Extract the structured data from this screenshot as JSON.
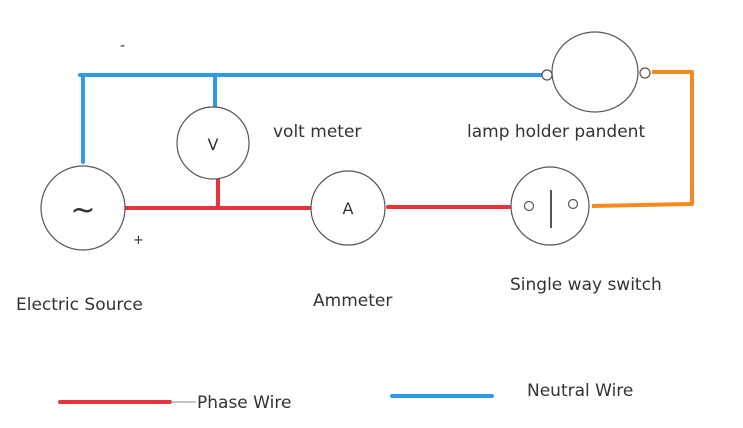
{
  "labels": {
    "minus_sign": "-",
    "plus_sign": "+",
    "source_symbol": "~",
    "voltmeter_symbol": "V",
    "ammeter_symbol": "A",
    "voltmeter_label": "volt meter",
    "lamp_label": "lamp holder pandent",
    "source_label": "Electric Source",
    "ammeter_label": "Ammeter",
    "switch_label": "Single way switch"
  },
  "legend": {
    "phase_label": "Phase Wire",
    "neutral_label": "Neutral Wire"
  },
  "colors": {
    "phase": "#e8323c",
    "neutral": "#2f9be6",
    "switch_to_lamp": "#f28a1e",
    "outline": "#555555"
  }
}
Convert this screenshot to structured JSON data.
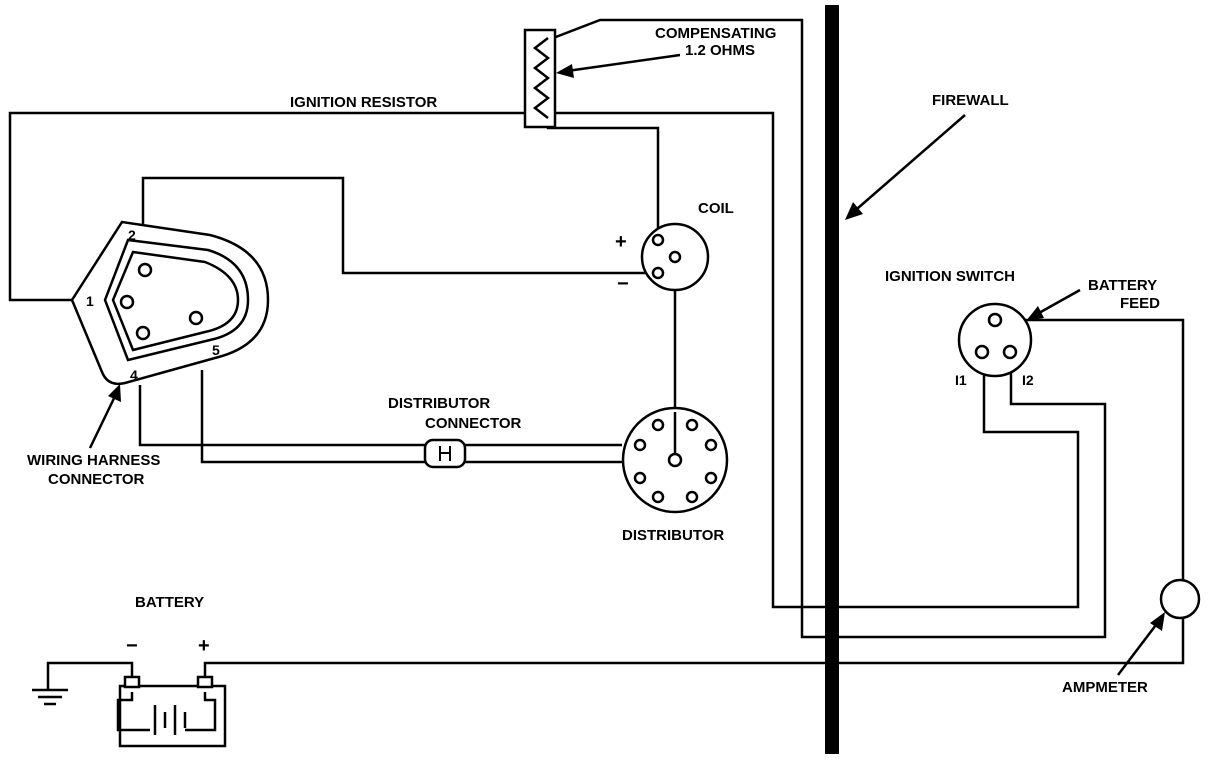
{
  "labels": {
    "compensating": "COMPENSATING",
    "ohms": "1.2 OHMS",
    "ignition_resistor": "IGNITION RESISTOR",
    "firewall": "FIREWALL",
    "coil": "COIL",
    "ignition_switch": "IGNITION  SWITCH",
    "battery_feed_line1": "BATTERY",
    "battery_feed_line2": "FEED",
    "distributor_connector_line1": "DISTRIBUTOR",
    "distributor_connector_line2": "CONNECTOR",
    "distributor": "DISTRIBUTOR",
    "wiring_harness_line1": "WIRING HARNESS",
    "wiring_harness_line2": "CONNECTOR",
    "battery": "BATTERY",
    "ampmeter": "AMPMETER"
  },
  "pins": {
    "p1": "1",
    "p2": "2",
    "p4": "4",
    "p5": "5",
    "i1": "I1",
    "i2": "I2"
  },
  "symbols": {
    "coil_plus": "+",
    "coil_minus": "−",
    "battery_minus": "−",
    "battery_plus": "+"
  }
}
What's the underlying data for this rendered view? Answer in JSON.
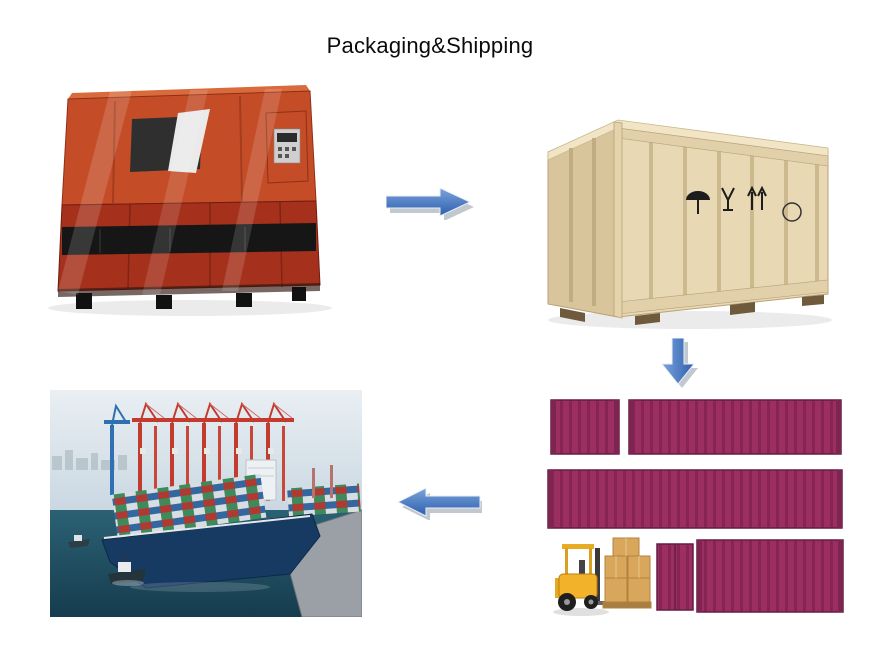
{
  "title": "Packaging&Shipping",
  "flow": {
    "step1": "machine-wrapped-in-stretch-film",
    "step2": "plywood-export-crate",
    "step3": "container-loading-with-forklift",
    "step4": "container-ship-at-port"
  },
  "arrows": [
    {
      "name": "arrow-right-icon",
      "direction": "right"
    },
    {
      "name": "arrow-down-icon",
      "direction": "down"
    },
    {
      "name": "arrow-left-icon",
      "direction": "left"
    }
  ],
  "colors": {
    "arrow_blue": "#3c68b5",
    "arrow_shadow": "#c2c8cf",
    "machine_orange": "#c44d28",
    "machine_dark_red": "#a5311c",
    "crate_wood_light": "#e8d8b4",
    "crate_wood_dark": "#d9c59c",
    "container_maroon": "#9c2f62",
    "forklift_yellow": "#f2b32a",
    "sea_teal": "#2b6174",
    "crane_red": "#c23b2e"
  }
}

◇ ◇ ◇ ◇

EXERCISE GOAL: Exactly as written, give again every line from the one containing "What's the underlying" through the last line of the material, both included, with the pictures left out.

RESULT OF THE EXERCISE:
What's the underlying data for this rendered view? Answer in JSON.
{
  "title": "Packaging&Shipping",
  "flow": {
    "step1": "machine-wrapped-in-stretch-film",
    "step2": "plywood-export-crate",
    "step3": "container-loading-with-forklift",
    "step4": "container-ship-at-port"
  },
  "arrows": [
    {
      "name": "arrow-right-icon",
      "direction": "right"
    },
    {
      "name": "arrow-down-icon",
      "direction": "down"
    },
    {
      "name": "arrow-left-icon",
      "direction": "left"
    }
  ],
  "colors": {
    "arrow_blue": "#3c68b5",
    "arrow_shadow": "#c2c8cf",
    "machine_orange": "#c44d28",
    "machine_dark_red": "#a5311c",
    "crate_wood_light": "#e8d8b4",
    "crate_wood_dark": "#d9c59c",
    "container_maroon": "#9c2f62",
    "forklift_yellow": "#f2b32a",
    "sea_teal": "#2b6174",
    "crane_red": "#c23b2e"
  }
}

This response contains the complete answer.